Supplied material —

::::::::::

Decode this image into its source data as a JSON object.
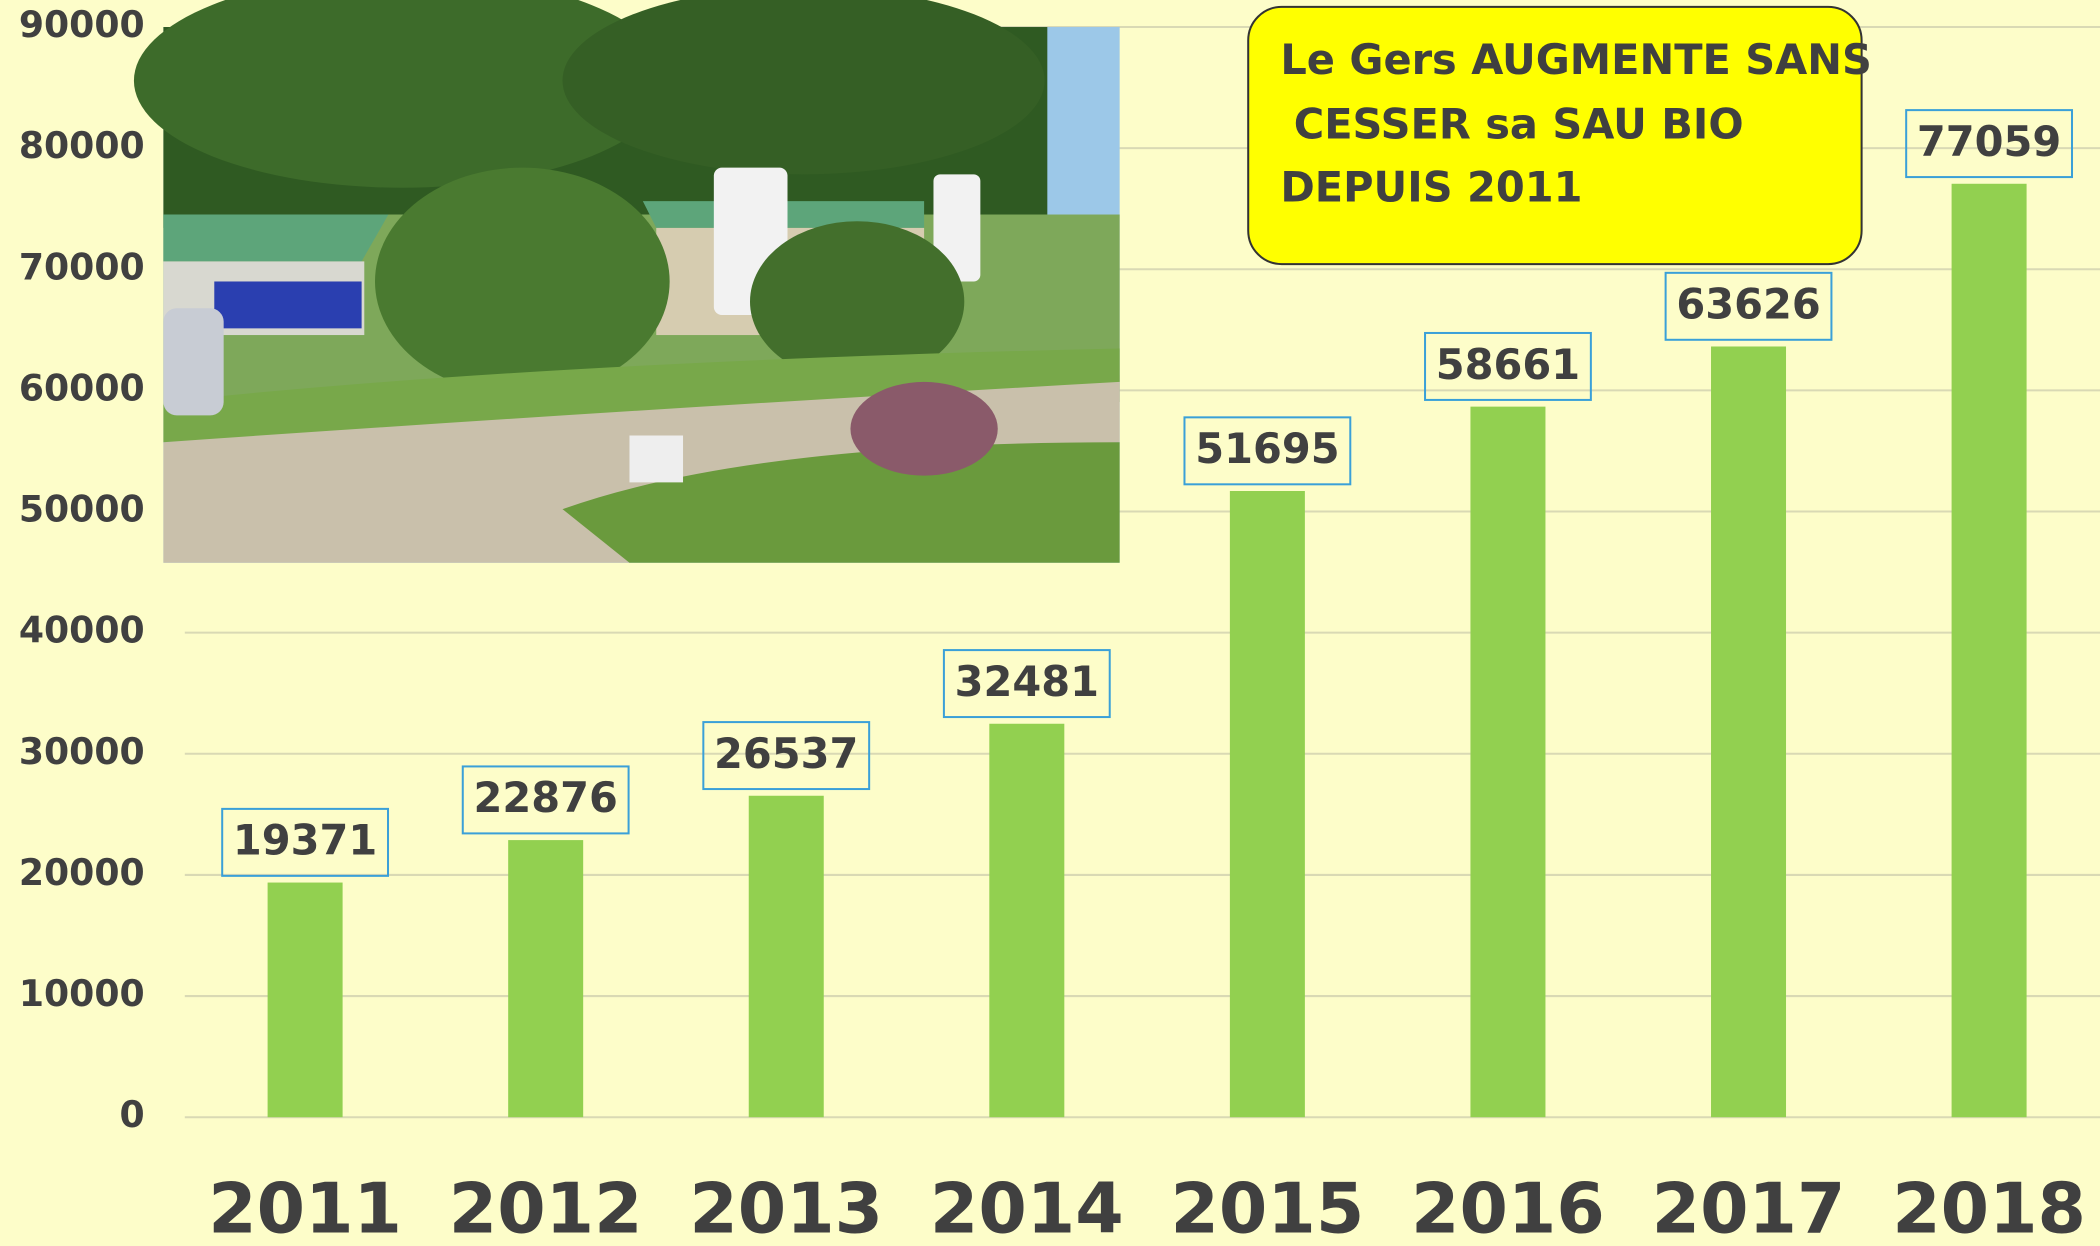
{
  "chart_data": {
    "type": "bar",
    "annotation": [
      "Le Gers AUGMENTE SANS",
      "CESSER sa SAU BIO",
      "DEPUIS 2011"
    ],
    "categories": [
      "2011",
      "2012",
      "2013",
      "2014",
      "2015",
      "2016",
      "2017",
      "2018"
    ],
    "values": [
      19371,
      22876,
      26537,
      32481,
      51695,
      58661,
      63626,
      77059
    ],
    "color": "#92d050",
    "ylim": [
      0,
      90000
    ],
    "yticks": [
      0,
      10000,
      20000,
      30000,
      40000,
      50000,
      60000,
      70000,
      80000,
      90000
    ],
    "grid": true
  }
}
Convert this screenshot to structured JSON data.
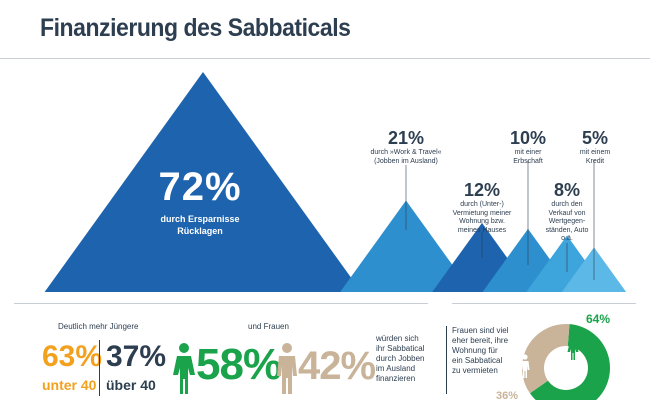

::::::::::

Directions — Omit the pictures, and quote the material above exactly as given.

Result for this exercise —
Decode this image into its source data as a JSON object.
{
  "chart_data": {
    "type": "bar",
    "annotation": [
      "Le Gers AUGMENTE SANS",
      "CESSER sa SAU BIO",
      "DEPUIS 2011"
    ],
    "categories": [
      "2011",
      "2012",
      "2013",
      "2014",
      "2015",
      "2016",
      "2017",
      "2018"
    ],
    "values": [
      19371,
      22876,
      26537,
      32481,
      51695,
      58661,
      63626,
      77059
    ],
    "color": "#92d050",
    "ylim": [
      0,
      90000
    ],
    "yticks": [
      0,
      10000,
      20000,
      30000,
      40000,
      50000,
      60000,
      70000,
      80000,
      90000
    ],
    "grid": true
  }
}
Convert this screenshot to structured JSON data.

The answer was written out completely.